| Instructions for the task |
State the number of lines that hold the string "name", with nothing added.
★ ★ ★ ★ ★
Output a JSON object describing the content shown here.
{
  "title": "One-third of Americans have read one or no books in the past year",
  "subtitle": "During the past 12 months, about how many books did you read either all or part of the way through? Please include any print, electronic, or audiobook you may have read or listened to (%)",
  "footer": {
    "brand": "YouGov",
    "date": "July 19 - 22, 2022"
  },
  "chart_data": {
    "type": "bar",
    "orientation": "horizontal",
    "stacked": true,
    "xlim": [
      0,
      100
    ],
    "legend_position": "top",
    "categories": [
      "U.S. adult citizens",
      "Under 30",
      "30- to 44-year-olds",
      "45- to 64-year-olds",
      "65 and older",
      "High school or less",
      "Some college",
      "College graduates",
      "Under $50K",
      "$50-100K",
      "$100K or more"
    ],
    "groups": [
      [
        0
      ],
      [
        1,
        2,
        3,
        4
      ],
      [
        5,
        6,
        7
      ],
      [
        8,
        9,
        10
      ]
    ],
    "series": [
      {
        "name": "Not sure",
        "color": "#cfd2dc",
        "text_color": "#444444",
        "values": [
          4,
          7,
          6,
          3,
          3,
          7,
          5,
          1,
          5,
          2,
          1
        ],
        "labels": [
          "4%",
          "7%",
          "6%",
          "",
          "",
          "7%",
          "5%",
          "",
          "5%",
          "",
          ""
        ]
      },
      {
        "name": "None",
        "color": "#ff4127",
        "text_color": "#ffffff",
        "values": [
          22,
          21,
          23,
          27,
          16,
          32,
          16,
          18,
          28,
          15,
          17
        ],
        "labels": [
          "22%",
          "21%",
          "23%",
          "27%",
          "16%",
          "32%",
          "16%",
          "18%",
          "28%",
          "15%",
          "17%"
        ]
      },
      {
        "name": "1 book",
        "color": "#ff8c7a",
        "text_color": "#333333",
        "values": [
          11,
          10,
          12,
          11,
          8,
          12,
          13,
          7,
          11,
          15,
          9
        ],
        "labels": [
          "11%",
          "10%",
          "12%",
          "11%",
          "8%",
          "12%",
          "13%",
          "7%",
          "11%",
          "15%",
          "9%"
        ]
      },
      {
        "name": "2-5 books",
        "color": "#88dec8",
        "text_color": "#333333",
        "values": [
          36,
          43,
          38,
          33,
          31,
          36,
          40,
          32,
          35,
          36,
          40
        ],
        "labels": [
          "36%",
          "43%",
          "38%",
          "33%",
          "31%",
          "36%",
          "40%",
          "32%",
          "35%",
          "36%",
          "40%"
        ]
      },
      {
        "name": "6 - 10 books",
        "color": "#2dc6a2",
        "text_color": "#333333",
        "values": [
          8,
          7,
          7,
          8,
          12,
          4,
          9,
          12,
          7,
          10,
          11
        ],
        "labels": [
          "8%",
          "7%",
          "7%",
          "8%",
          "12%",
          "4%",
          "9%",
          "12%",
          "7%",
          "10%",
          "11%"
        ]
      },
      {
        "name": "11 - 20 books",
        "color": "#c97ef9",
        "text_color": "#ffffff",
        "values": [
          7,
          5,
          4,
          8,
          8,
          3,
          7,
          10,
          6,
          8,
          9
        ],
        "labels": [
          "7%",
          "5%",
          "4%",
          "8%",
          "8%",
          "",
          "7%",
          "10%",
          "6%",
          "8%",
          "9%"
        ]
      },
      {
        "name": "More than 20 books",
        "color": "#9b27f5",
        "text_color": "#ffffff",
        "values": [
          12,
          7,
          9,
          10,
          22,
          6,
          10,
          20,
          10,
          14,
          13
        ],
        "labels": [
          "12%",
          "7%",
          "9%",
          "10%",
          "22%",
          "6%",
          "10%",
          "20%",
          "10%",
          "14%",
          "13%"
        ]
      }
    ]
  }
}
★ ★ ★ ★ ★
| Output of the exercise |
7